■ Exercice écrit ■
Recopiez à l'identique le passage qui va du début des données jusqu'à la ligne contenant « 45, 584, 288] », celle-ci comprise.

■ Données d'annotation par boîtes englobantes ■
☆ ☆ ☆ ☆ ☆

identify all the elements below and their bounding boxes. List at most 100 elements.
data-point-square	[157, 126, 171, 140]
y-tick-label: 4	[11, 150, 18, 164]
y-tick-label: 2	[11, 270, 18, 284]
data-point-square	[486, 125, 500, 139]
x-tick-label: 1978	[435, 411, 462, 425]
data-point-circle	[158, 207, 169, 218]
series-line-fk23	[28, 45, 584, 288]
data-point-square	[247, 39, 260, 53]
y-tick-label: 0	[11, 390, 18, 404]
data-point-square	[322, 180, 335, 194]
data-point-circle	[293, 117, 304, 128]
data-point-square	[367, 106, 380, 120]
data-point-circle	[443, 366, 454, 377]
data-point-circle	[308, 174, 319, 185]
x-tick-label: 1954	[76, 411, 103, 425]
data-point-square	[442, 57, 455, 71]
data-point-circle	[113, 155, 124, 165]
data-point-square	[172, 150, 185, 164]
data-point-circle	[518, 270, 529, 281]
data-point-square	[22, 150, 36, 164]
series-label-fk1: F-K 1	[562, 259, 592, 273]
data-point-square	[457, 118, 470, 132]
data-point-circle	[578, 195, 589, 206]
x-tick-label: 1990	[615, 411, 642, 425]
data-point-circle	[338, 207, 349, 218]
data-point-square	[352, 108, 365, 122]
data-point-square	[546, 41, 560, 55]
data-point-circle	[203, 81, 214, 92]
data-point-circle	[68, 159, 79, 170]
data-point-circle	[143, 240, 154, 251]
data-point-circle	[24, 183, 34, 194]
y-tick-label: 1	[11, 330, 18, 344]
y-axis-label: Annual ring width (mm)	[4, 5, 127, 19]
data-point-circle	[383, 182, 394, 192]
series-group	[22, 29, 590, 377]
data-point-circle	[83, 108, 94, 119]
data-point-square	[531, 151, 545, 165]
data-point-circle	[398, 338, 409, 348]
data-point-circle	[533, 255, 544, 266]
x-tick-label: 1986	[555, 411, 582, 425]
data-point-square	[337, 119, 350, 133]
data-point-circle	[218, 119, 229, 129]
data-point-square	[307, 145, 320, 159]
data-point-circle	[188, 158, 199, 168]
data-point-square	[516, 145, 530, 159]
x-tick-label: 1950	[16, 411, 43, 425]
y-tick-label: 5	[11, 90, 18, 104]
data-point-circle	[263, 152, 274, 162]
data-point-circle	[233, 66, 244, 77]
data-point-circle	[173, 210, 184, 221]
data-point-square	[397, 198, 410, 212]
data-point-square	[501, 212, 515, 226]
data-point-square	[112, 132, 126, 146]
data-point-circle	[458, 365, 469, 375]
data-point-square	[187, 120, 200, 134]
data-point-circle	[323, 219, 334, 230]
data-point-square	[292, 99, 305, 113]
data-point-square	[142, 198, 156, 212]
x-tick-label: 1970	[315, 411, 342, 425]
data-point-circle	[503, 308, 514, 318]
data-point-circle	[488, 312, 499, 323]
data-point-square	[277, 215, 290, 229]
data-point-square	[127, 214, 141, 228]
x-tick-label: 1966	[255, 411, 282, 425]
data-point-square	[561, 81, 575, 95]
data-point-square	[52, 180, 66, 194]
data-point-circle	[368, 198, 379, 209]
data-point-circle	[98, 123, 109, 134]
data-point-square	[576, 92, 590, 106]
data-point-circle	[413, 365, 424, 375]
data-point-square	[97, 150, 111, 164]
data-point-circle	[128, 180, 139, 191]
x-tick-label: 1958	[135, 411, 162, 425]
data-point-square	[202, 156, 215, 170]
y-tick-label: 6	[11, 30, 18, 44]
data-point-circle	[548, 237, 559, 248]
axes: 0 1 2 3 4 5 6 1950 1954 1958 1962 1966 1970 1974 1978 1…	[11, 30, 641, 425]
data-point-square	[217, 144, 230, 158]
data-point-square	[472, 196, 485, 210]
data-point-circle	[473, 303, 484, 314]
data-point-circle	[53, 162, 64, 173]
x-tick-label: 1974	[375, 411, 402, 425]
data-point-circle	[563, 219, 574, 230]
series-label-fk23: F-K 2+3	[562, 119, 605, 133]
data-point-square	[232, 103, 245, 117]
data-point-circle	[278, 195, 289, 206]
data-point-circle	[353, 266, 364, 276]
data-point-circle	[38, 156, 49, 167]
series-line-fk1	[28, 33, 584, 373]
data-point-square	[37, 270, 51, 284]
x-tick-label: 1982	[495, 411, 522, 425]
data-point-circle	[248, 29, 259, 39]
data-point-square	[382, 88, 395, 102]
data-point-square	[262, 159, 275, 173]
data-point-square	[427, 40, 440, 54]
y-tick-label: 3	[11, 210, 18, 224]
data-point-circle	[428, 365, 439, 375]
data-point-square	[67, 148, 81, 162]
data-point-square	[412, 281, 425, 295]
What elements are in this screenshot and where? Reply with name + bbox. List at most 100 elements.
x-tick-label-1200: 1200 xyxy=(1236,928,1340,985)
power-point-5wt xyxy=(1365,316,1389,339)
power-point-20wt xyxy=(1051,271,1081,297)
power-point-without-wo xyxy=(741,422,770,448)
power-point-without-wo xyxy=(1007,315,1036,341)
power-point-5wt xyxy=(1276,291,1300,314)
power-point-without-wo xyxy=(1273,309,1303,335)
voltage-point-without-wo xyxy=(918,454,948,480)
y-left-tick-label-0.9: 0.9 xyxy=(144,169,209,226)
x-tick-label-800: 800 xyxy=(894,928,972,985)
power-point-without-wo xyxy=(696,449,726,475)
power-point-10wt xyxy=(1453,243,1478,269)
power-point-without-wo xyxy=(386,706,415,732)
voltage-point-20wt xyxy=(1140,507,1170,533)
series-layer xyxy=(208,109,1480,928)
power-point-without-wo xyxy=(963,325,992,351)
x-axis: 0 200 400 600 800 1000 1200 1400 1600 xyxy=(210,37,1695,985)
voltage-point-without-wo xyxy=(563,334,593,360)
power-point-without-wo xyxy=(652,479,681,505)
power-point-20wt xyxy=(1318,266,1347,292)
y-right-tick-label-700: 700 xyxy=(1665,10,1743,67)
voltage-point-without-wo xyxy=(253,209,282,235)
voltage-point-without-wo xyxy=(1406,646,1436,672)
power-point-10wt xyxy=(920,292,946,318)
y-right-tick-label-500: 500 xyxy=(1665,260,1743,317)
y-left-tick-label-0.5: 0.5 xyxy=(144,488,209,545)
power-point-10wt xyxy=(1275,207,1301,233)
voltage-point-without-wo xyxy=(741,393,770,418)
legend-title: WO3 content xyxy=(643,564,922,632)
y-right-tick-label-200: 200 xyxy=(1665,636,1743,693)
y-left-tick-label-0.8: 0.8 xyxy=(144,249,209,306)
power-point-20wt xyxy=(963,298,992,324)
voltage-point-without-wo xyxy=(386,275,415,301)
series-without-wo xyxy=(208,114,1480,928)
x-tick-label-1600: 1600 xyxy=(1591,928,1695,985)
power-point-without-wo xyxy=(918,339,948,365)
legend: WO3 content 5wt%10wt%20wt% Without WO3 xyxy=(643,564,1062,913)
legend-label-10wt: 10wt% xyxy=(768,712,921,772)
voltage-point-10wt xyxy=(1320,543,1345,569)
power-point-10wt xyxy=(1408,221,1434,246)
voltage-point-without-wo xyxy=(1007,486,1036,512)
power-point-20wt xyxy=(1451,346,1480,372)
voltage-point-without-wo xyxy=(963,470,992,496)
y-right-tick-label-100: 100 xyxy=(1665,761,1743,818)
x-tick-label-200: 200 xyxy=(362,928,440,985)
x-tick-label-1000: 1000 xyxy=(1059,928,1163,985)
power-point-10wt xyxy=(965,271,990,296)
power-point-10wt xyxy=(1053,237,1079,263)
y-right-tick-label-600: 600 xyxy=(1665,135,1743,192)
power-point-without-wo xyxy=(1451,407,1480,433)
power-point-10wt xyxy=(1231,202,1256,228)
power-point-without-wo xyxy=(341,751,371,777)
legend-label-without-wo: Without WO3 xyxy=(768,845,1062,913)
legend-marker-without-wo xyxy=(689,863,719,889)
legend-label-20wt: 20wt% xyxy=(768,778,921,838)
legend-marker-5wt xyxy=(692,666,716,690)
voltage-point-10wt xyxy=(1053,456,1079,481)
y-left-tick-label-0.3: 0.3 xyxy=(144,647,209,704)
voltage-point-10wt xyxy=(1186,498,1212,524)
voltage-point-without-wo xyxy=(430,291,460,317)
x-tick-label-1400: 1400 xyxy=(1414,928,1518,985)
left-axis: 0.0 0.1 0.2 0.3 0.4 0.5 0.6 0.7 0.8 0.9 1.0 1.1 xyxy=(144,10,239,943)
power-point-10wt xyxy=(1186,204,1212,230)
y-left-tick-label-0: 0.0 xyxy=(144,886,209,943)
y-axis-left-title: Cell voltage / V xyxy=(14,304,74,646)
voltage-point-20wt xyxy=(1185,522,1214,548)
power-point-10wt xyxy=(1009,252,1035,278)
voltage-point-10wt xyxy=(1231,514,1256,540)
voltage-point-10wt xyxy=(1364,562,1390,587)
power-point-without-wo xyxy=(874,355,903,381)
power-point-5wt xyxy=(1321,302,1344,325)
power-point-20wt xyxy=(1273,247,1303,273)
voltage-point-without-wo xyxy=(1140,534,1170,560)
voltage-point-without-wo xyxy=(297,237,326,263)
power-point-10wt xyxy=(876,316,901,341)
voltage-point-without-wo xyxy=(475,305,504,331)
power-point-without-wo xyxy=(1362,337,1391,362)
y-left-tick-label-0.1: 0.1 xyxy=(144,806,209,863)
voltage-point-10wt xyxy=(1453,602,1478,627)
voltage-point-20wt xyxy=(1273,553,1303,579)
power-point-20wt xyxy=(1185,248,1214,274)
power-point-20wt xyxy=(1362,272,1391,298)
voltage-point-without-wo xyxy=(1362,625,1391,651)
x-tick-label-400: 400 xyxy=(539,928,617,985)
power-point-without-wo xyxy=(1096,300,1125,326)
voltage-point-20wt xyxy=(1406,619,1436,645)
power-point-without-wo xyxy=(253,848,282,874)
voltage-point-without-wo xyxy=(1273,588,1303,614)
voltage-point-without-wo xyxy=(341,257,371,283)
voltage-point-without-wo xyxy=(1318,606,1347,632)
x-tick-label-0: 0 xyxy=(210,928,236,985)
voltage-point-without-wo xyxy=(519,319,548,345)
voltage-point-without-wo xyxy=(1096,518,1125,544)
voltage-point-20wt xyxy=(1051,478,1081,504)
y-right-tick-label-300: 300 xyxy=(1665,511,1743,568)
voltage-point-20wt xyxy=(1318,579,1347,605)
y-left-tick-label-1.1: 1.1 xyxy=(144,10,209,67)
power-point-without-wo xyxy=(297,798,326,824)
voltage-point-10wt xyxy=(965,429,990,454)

☆ ☆ ☆ ☆ ☆

■ Réponse à l'exercice ■
identify all the elements below and their bounding boxes. List at most 100 elements.
data-point-square	[157, 126, 171, 140]
y-tick-label: 4	[11, 150, 18, 164]
y-tick-label: 2	[11, 270, 18, 284]
data-point-square	[486, 125, 500, 139]
x-tick-label: 1978	[435, 411, 462, 425]
data-point-circle	[158, 207, 169, 218]
series-line-fk23	[28, 45, 584, 288]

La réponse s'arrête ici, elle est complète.